====== EXTRACTED ENTRIES ======
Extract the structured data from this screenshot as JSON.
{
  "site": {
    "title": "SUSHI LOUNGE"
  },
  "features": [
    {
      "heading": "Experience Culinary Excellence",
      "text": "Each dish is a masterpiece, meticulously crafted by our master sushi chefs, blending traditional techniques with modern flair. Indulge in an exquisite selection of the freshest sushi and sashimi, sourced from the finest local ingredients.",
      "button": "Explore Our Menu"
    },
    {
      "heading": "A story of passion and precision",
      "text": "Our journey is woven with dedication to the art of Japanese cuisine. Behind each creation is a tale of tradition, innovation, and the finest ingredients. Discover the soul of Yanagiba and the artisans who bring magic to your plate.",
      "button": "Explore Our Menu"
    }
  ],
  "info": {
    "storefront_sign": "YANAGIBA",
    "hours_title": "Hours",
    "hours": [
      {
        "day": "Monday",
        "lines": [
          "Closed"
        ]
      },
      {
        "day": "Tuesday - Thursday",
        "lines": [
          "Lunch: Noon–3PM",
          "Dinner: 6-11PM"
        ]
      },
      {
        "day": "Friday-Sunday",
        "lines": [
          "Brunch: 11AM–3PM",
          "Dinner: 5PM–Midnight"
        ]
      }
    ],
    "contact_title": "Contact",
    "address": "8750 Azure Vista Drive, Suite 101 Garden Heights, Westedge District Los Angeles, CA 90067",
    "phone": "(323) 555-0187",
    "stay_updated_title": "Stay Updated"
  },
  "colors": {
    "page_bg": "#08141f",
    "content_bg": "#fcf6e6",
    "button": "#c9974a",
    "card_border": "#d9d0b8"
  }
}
======
THE PROBLEM: Repeat the material above in full, quoting it exactly.

RESULT OF THE TASK:
Extract the structured data from this screenshot as JSON.
{
  "site": {
    "title": "SUSHI LOUNGE"
  },
  "features": [
    {
      "heading": "Experience Culinary Excellence",
      "text": "Each dish is a masterpiece, meticulously crafted by our master sushi chefs, blending traditional techniques with modern flair. Indulge in an exquisite selection of the freshest sushi and sashimi, sourced from the finest local ingredients.",
      "button": "Explore Our Menu"
    },
    {
      "heading": "A story of passion and precision",
      "text": "Our journey is woven with dedication to the art of Japanese cuisine. Behind each creation is a tale of tradition, innovation, and the finest ingredients. Discover the soul of Yanagiba and the artisans who bring magic to your plate.",
      "button": "Explore Our Menu"
    }
  ],
  "info": {
    "storefront_sign": "YANAGIBA",
    "hours_title": "Hours",
    "hours": [
      {
        "day": "Monday",
        "lines": [
          "Closed"
        ]
      },
      {
        "day": "Tuesday - Thursday",
        "lines": [
          "Lunch: Noon–3PM",
          "Dinner: 6-11PM"
        ]
      },
      {
        "day": "Friday-Sunday",
        "lines": [
          "Brunch: 11AM–3PM",
          "Dinner: 5PM–Midnight"
        ]
      }
    ],
    "contact_title": "Contact",
    "address": "8750 Azure Vista Drive, Suite 101 Garden Heights, Westedge District Los Angeles, CA 90067",
    "phone": "(323) 555-0187",
    "stay_updated_title": "Stay Updated"
  },
  "colors": {
    "page_bg": "#08141f",
    "content_bg": "#fcf6e6",
    "button": "#c9974a",
    "card_border": "#d9d0b8"
  }
}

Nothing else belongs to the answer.